## Data entries
-*-*-

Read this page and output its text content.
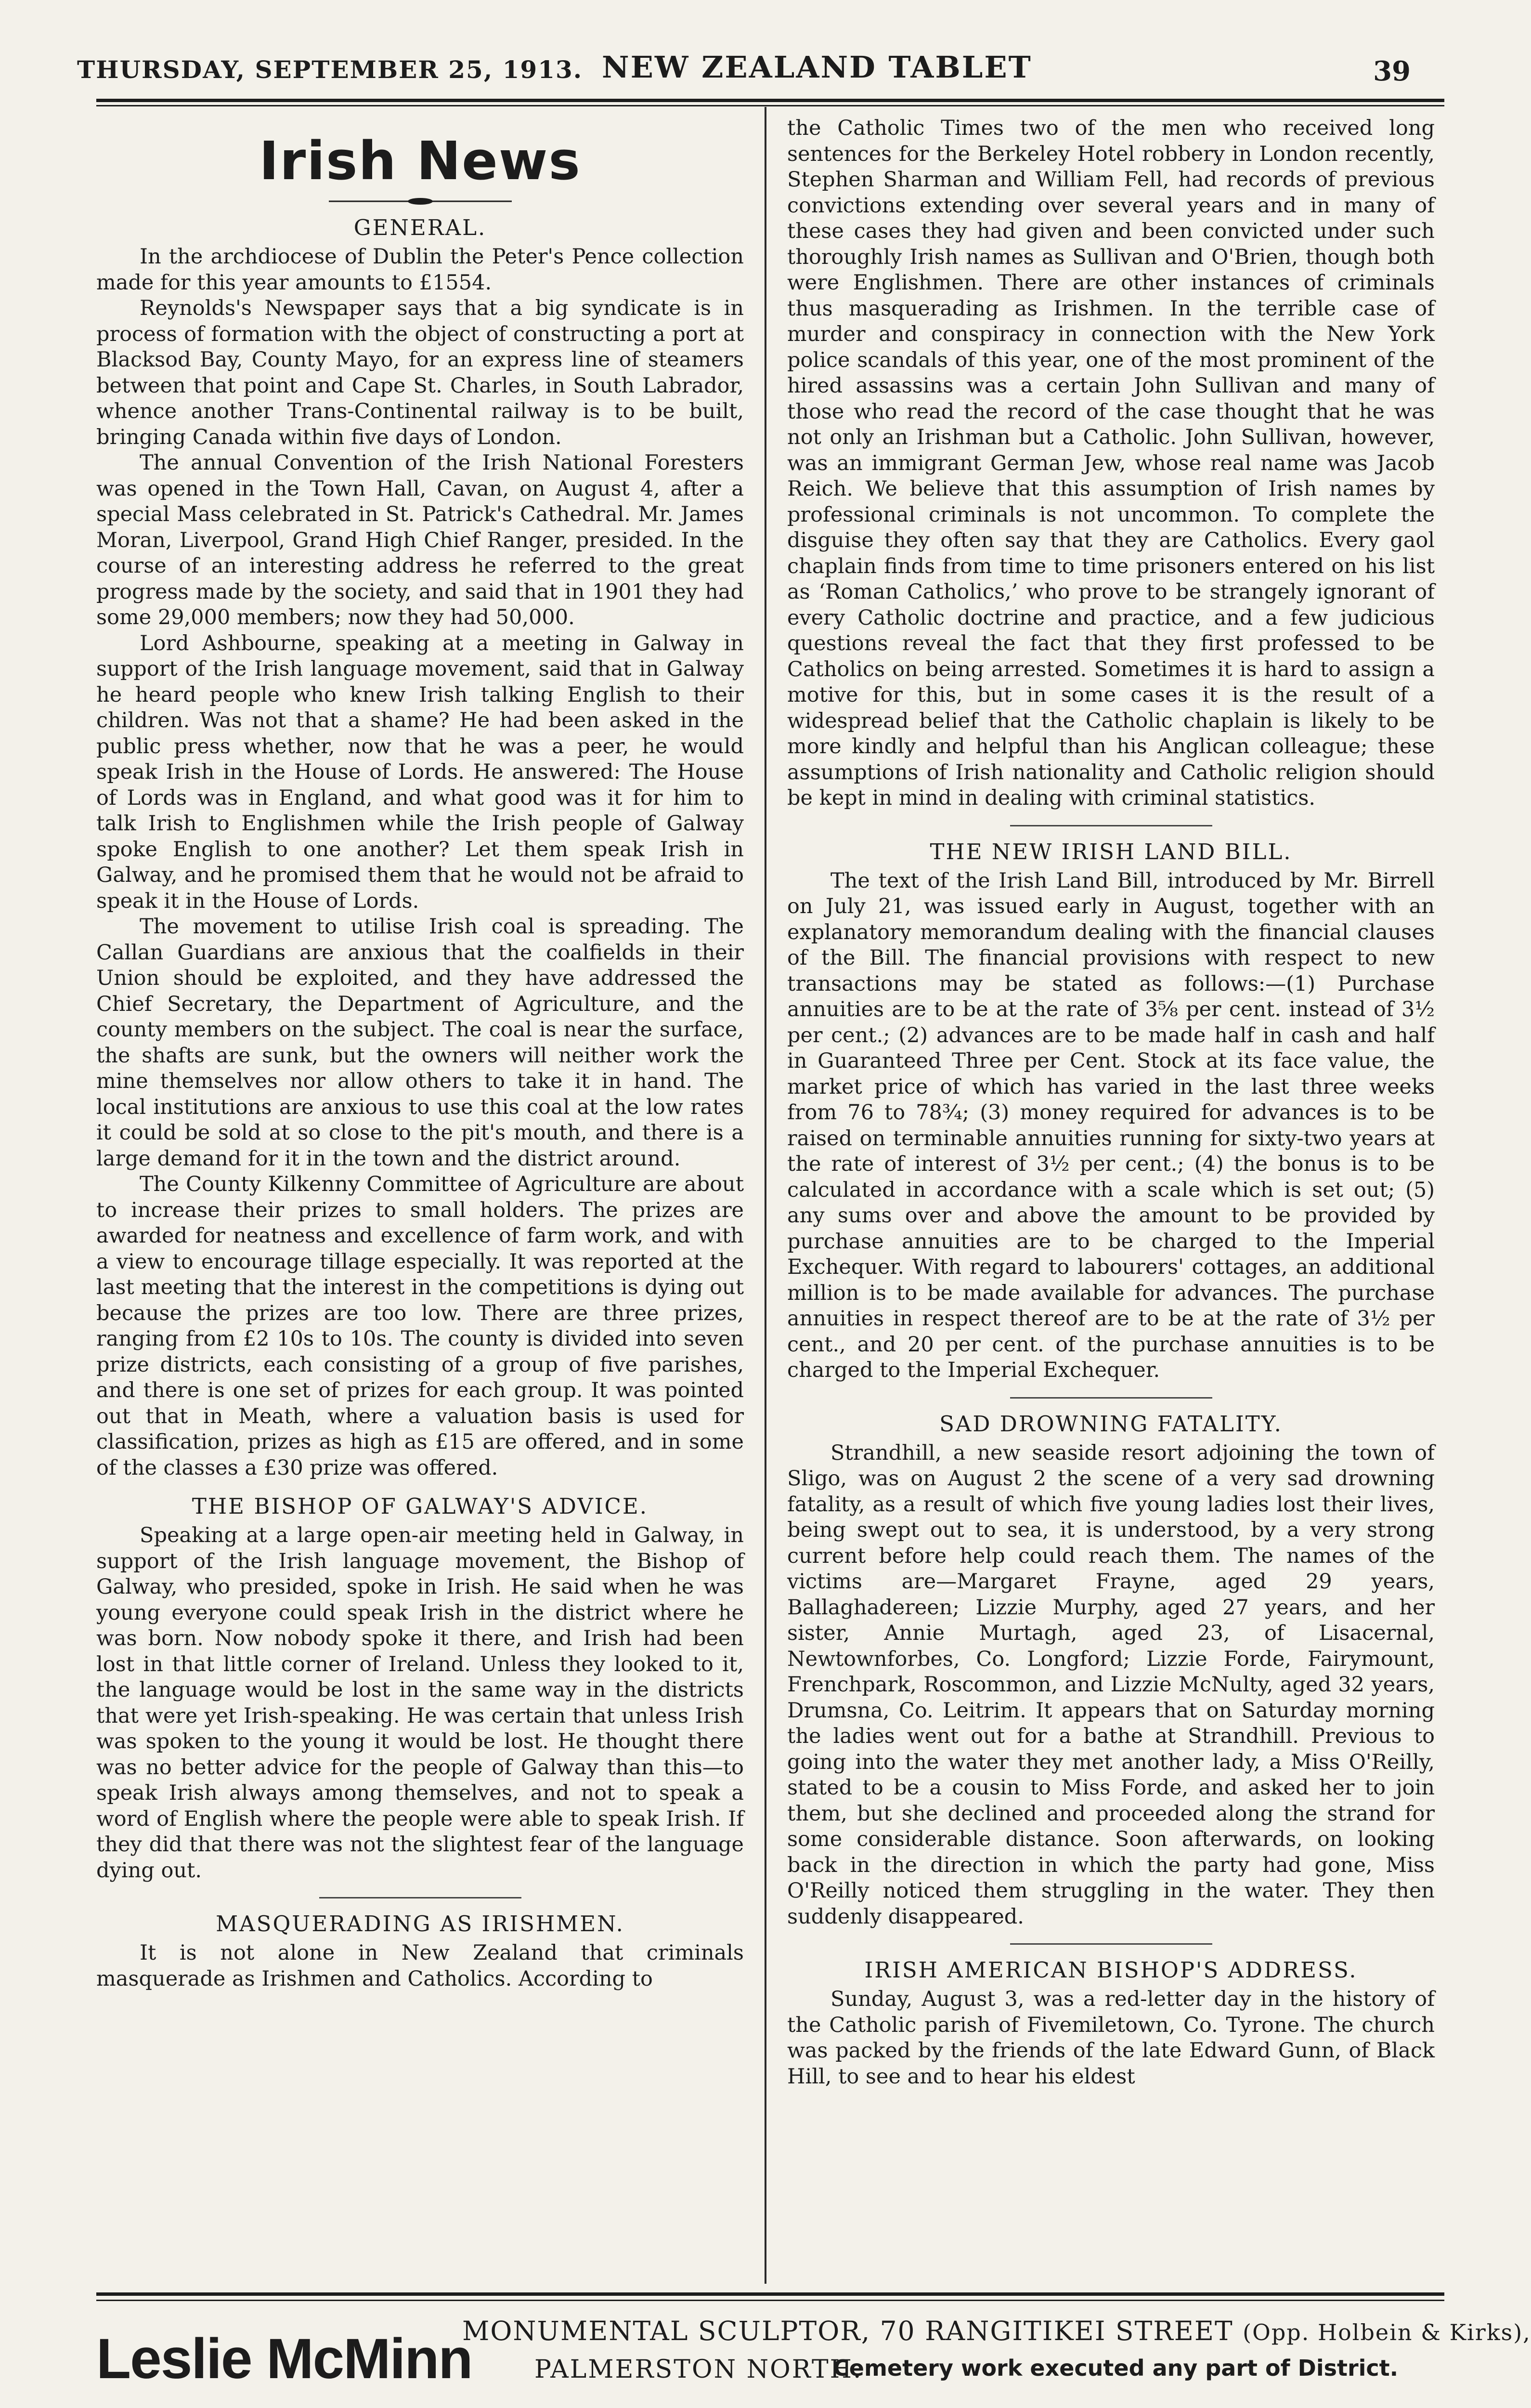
THURSDAY, SEPTEMBER 25, 1913. NEW ZEALAND TABLET	39
Irish News
GENERAL.

In the archdiocese of Dublin the Peter's Pence collection made for this year amounts to £1554.

Reynolds's Newspaper says that a big syndicate is in process of formation with the object of constructing a port at Blacksod Bay, County Mayo, for an express line of steamers between that point and Cape St. Charles, in South Labrador, whence another Trans-Continental railway is to be built, bringing Canada within five days of London.

The annual Convention of the Irish National Foresters was opened in the Town Hall, Cavan, on August 4, after a special Mass celebrated in St. Patrick's Cathedral. Mr. James Moran, Liverpool, Grand High Chief Ranger, presided. In the course of an interesting address he referred to the great progress made by the society, and said that in 1901 they had some 29,000 members; now they had 50,000.

Lord Ashbourne, speaking at a meeting in Galway in support of the Irish language movement, said that in Galway he heard people who knew Irish talking English to their children. Was not that a shame? He had been asked in the public press whether, now that he was a peer, he would speak Irish in the House of Lords. He answered: The House of Lords was in England, and what good was it for him to talk Irish to Englishmen while the Irish people of Galway spoke English to one another? Let them speak Irish in Galway, and he promised them that he would not be afraid to speak it in the House of Lords.

The movement to utilise Irish coal is spreading. The Callan Guardians are anxious that the coalfields in their Union should be exploited, and they have addressed the Chief Secretary, the Department of Agriculture, and the county members on the subject. The coal is near the surface, the shafts are sunk, but the owners will neither work the mine themselves nor allow others to take it in hand. The local institutions are anxious to use this coal at the low rates it could be sold at so close to the pit's mouth, and there is a large demand for it in the town and the district around.

The County Kilkenny Committee of Agriculture are about to increase their prizes to small holders. The prizes are awarded for neatness and excellence of farm work, and with a view to encourage tillage especially. It was reported at the last meeting that the interest in the competitions is dying out because the prizes are too low. There are three prizes, ranging from £2 10s to 10s. The county is divided into seven prize districts, each consisting of a group of five parishes, and there is one set of prizes for each group. It was pointed out that in Meath, where a valuation basis is used for classification, prizes as high as £15 are offered, and in some of the classes a £30 prize was offered.

THE BISHOP OF GALWAY'S ADVICE.

Speaking at a large open-air meeting held in Galway, in support of the Irish language movement, the Bishop of Galway, who presided, spoke in Irish. He said when he was young everyone could speak Irish in the district where he was born. Now nobody spoke it there, and Irish had been lost in that little corner of Ireland. Unless they looked to it, the language would be lost in the same way in the districts that were yet Irish-speaking. He was certain that unless Irish was spoken to the young it would be lost. He thought there was no better advice for the people of Galway than this—to speak Irish always among themselves, and not to speak a word of English where the people were able to speak Irish. If they did that there was not the slightest fear of the language dying out.

MASQUERADING AS IRISHMEN.

It is not alone in New Zealand that criminals masquerade as Irishmen and Catholics. According to

the Catholic Times two of the men who received long sentences for the Berkeley Hotel robbery in London recently, Stephen Sharman and William Fell, had records of previous convictions extending over several years and in many of these cases they had given and been convicted under such thoroughly Irish names as Sullivan and O'Brien, though both were Englishmen. There are other instances of criminals thus masquerading as Irishmen. In the terrible case of murder and conspiracy in connection with the New York police scandals of this year, one of the most prominent of the hired assassins was a certain John Sullivan and many of those who read the record of the case thought that he was not only an Irishman but a Catholic. John Sullivan, however, was an immigrant German Jew, whose real name was Jacob Reich. We believe that this assumption of Irish names by professional criminals is not uncommon. To complete the disguise they often say that they are Catholics. Every gaol chaplain finds from time to time prisoners entered on his list as ‘Roman Catholics,’ who prove to be strangely ignorant of every Catholic doctrine and practice, and a few judicious questions reveal the fact that they first professed to be Catholics on being arrested. Sometimes it is hard to assign a motive for this, but in some cases it is the result of a widespread belief that the Catholic chaplain is likely to be more kindly and helpful than his Anglican colleague; these assumptions of Irish nationality and Catholic religion should be kept in mind in dealing with criminal statistics.

THE NEW IRISH LAND BILL.

The text of the Irish Land Bill, introduced by Mr. Birrell on July 21, was issued early in August, together with an explanatory memorandum dealing with the financial clauses of the Bill. The financial provisions with respect to new transactions may be stated as follows:—(1) Purchase annuities are to be at the rate of 3⅝ per cent. instead of 3½ per cent.; (2) advances are to be made half in cash and half in Guaranteed Three per Cent. Stock at its face value, the market price of which has varied in the last three weeks from 76 to 78¾; (3) money required for advances is to be raised on terminable annuities running for sixty-two years at the rate of interest of 3½ per cent.; (4) the bonus is to be calculated in accordance with a scale which is set out; (5) any sums over and above the amount to be provided by purchase annuities are to be charged to the Imperial Exchequer. With regard to labourers' cottages, an additional million is to be made available for advances. The purchase annuities in respect thereof are to be at the rate of 3½ per cent., and 20 per cent. of the purchase annuities is to be charged to the Imperial Exchequer.

SAD DROWNING FATALITY.

Strandhill, a new seaside resort adjoining the town of Sligo, was on August 2 the scene of a very sad drowning fatality, as a result of which five young ladies lost their lives, being swept out to sea, it is understood, by a very strong current before help could reach them. The names of the victims are—Margaret Frayne, aged 29 years, Ballaghadereen; Lizzie Murphy, aged 27 years, and her sister, Annie Murtagh, aged 23, of Lisacernal, Newtownforbes, Co. Longford; Lizzie Forde, Fairymount, Frenchpark, Roscommon, and Lizzie McNulty, aged 32 years, Drumsna, Co. Leitrim. It appears that on Saturday morning the ladies went out for a bathe at Strandhill. Previous to going into the water they met another lady, a Miss O'Reilly, stated to be a cousin to Miss Forde, and asked her to join them, but she declined and proceeded along the strand for some considerable distance. Soon afterwards, on looking back in the direction in which the party had gone, Miss O'Reilly noticed them struggling in the water. They then suddenly disappeared.

IRISH AMERICAN BISHOP'S ADDRESS.

Sunday, August 3, was a red-letter day in the history of the Catholic parish of Fivemiletown, Co. Tyrone. The church was packed by the friends of the late Edward Gunn, of Black Hill, to see and to hear his eldest

Leslie McMinn
MONUMENTAL SCULPTOR, 70 RANGITIKEI STREET (Opp. Holbein & Kirks),
PALMERSTON NORTH.
Cemetery work executed any part of District.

-*-*-

## What you will do
Every record above should be written out again exactly; the pictures stay out of the copy.

## Task answer
Read this page and output its text content.
THURSDAY, SEPTEMBER 25, 1913. NEW ZEALAND TABLET	39
Irish News
GENERAL.

In the archdiocese of Dublin the Peter's Pence collection made for this year amounts to £1554.

Reynolds's Newspaper says that a big syndicate is in process of formation with the object of constructing a port at Blacksod Bay, County Mayo, for an express line of steamers between that point and Cape St. Charles, in South Labrador, whence another Trans-Continental railway is to be built, bringing Canada within five days of London.

The annual Convention of the Irish National Foresters was opened in the Town Hall, Cavan, on August 4, after a special Mass celebrated in St. Patrick's Cathedral. Mr. James Moran, Liverpool, Grand High Chief Ranger, presided. In the course of an interesting address he referred to the great progress made by the society, and said that in 1901 they had some 29,000 members; now they had 50,000.

Lord Ashbourne, speaking at a meeting in Galway in support of the Irish language movement, said that in Galway he heard people who knew Irish talking English to their children. Was not that a shame? He had been asked in the public press whether, now that he was a peer, he would speak Irish in the House of Lords. He answered: The House of Lords was in England, and what good was it for him to talk Irish to Englishmen while the Irish people of Galway spoke English to one another? Let them speak Irish in Galway, and he promised them that he would not be afraid to speak it in the House of Lords.

The movement to utilise Irish coal is spreading. The Callan Guardians are anxious that the coalfields in their Union should be exploited, and they have addressed the Chief Secretary, the Department of Agriculture, and the county members on the subject. The coal is near the surface, the shafts are sunk, but the owners will neither work the mine themselves nor allow others to take it in hand. The local institutions are anxious to use this coal at the low rates it could be sold at so close to the pit's mouth, and there is a large demand for it in the town and the district around.

The County Kilkenny Committee of Agriculture are about to increase their prizes to small holders. The prizes are awarded for neatness and excellence of farm work, and with a view to encourage tillage especially. It was reported at the last meeting that the interest in the competitions is dying out because the prizes are too low. There are three prizes, ranging from £2 10s to 10s. The county is divided into seven prize districts, each consisting of a group of five parishes, and there is one set of prizes for each group. It was pointed out that in Meath, where a valuation basis is used for classification, prizes as high as £15 are offered, and in some of the classes a £30 prize was offered.

THE BISHOP OF GALWAY'S ADVICE.

Speaking at a large open-air meeting held in Galway, in support of the Irish language movement, the Bishop of Galway, who presided, spoke in Irish. He said when he was young everyone could speak Irish in the district where he was born. Now nobody spoke it there, and Irish had been lost in that little corner of Ireland. Unless they looked to it, the language would be lost in the same way in the districts that were yet Irish-speaking. He was certain that unless Irish was spoken to the young it would be lost. He thought there was no better advice for the people of Galway than this—to speak Irish always among themselves, and not to speak a word of English where the people were able to speak Irish. If they did that there was not the slightest fear of the language dying out.

MASQUERADING AS IRISHMEN.

It is not alone in New Zealand that criminals masquerade as Irishmen and Catholics. According to

the Catholic Times two of the men who received long sentences for the Berkeley Hotel robbery in London recently, Stephen Sharman and William Fell, had records of previous convictions extending over several years and in many of these cases they had given and been convicted under such thoroughly Irish names as Sullivan and O'Brien, though both were Englishmen. There are other instances of criminals thus masquerading as Irishmen. In the terrible case of murder and conspiracy in connection with the New York police scandals of this year, one of the most prominent of the hired assassins was a certain John Sullivan and many of those who read the record of the case thought that he was not only an Irishman but a Catholic. John Sullivan, however, was an immigrant German Jew, whose real name was Jacob Reich. We believe that this assumption of Irish names by professional criminals is not uncommon. To complete the disguise they often say that they are Catholics. Every gaol chaplain finds from time to time prisoners entered on his list as ‘Roman Catholics,’ who prove to be strangely ignorant of every Catholic doctrine and practice, and a few judicious questions reveal the fact that they first professed to be Catholics on being arrested. Sometimes it is hard to assign a motive for this, but in some cases it is the result of a widespread belief that the Catholic chaplain is likely to be more kindly and helpful than his Anglican colleague; these assumptions of Irish nationality and Catholic religion should be kept in mind in dealing with criminal statistics.

THE NEW IRISH LAND BILL.

The text of the Irish Land Bill, introduced by Mr. Birrell on July 21, was issued early in August, together with an explanatory memorandum dealing with the financial clauses of the Bill. The financial provisions with respect to new transactions may be stated as follows:—(1) Purchase annuities are to be at the rate of 3⅝ per cent. instead of 3½ per cent.; (2) advances are to be made half in cash and half in Guaranteed Three per Cent. Stock at its face value, the market price of which has varied in the last three weeks from 76 to 78¾; (3) money required for advances is to be raised on terminable annuities running for sixty-two years at the rate of interest of 3½ per cent.; (4) the bonus is to be calculated in accordance with a scale which is set out; (5) any sums over and above the amount to be provided by purchase annuities are to be charged to the Imperial Exchequer. With regard to labourers' cottages, an additional million is to be made available for advances. The purchase annuities in respect thereof are to be at the rate of 3½ per cent., and 20 per cent. of the purchase annuities is to be charged to the Imperial Exchequer.

SAD DROWNING FATALITY.

Strandhill, a new seaside resort adjoining the town of Sligo, was on August 2 the scene of a very sad drowning fatality, as a result of which five young ladies lost their lives, being swept out to sea, it is understood, by a very strong current before help could reach them. The names of the victims are—Margaret Frayne, aged 29 years, Ballaghadereen; Lizzie Murphy, aged 27 years, and her sister, Annie Murtagh, aged 23, of Lisacernal, Newtownforbes, Co. Longford; Lizzie Forde, Fairymount, Frenchpark, Roscommon, and Lizzie McNulty, aged 32 years, Drumsna, Co. Leitrim. It appears that on Saturday morning the ladies went out for a bathe at Strandhill. Previous to going into the water they met another lady, a Miss O'Reilly, stated to be a cousin to Miss Forde, and asked her to join them, but she declined and proceeded along the strand for some considerable distance. Soon afterwards, on looking back in the direction in which the party had gone, Miss O'Reilly noticed them struggling in the water. They then suddenly disappeared.

IRISH AMERICAN BISHOP'S ADDRESS.

Sunday, August 3, was a red-letter day in the history of the Catholic parish of Fivemiletown, Co. Tyrone. The church was packed by the friends of the late Edward Gunn, of Black Hill, to see and to hear his eldest

Leslie McMinn
MONUMENTAL SCULPTOR, 70 RANGITIKEI STREET (Opp. Holbein & Kirks),
PALMERSTON NORTH.
Cemetery work executed any part of District.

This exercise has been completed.